(Items from a dataset)
-*-*-

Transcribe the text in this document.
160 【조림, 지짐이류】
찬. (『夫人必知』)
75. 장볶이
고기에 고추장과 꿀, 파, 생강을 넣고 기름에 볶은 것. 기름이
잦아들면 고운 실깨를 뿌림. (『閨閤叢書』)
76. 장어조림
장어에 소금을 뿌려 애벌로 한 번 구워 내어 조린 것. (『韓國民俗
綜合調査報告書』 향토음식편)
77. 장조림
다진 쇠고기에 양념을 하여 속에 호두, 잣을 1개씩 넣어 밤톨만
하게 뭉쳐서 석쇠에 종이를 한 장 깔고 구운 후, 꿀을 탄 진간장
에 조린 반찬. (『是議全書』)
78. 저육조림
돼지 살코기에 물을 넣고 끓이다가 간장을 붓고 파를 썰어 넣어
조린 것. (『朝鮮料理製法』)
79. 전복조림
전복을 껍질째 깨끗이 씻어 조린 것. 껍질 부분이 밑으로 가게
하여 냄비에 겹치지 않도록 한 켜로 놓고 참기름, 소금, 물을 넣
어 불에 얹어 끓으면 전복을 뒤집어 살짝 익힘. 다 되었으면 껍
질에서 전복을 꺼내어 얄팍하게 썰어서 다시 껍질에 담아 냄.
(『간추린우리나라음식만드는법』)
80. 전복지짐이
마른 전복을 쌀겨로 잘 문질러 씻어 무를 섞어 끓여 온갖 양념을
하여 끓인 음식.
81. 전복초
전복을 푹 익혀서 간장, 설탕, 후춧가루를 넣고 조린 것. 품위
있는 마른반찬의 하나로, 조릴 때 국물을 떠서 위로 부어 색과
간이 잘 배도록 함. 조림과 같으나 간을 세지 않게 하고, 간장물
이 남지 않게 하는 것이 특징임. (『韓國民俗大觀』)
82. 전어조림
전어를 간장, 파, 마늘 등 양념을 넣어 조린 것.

-*-*-

(What the exercise asks): Extract all lines as given.

(Answer below):
Transcribe the text in this document.
160 【조림, 지짐이류】
찬. (『夫人必知』)
75. 장볶이
고기에 고추장과 꿀, 파, 생강을 넣고 기름에 볶은 것. 기름이
잦아들면 고운 실깨를 뿌림. (『閨閤叢書』)
76. 장어조림
장어에 소금을 뿌려 애벌로 한 번 구워 내어 조린 것. (『韓國民俗
綜合調査報告書』 향토음식편)
77. 장조림
다진 쇠고기에 양념을 하여 속에 호두, 잣을 1개씩 넣어 밤톨만
하게 뭉쳐서 석쇠에 종이를 한 장 깔고 구운 후, 꿀을 탄 진간장
에 조린 반찬. (『是議全書』)
78. 저육조림
돼지 살코기에 물을 넣고 끓이다가 간장을 붓고 파를 썰어 넣어
조린 것. (『朝鮮料理製法』)
79. 전복조림
전복을 껍질째 깨끗이 씻어 조린 것. 껍질 부분이 밑으로 가게
하여 냄비에 겹치지 않도록 한 켜로 놓고 참기름, 소금, 물을 넣
어 불에 얹어 끓으면 전복을 뒤집어 살짝 익힘. 다 되었으면 껍
질에서 전복을 꺼내어 얄팍하게 썰어서 다시 껍질에 담아 냄.
(『간추린우리나라음식만드는법』)
80. 전복지짐이
마른 전복을 쌀겨로 잘 문질러 씻어 무를 섞어 끓여 온갖 양념을
하여 끓인 음식.
81. 전복초
전복을 푹 익혀서 간장, 설탕, 후춧가루를 넣고 조린 것. 품위
있는 마른반찬의 하나로, 조릴 때 국물을 떠서 위로 부어 색과
간이 잘 배도록 함. 조림과 같으나 간을 세지 않게 하고, 간장물
이 남지 않게 하는 것이 특징임. (『韓國民俗大觀』)
82. 전어조림
전어를 간장, 파, 마늘 등 양념을 넣어 조린 것.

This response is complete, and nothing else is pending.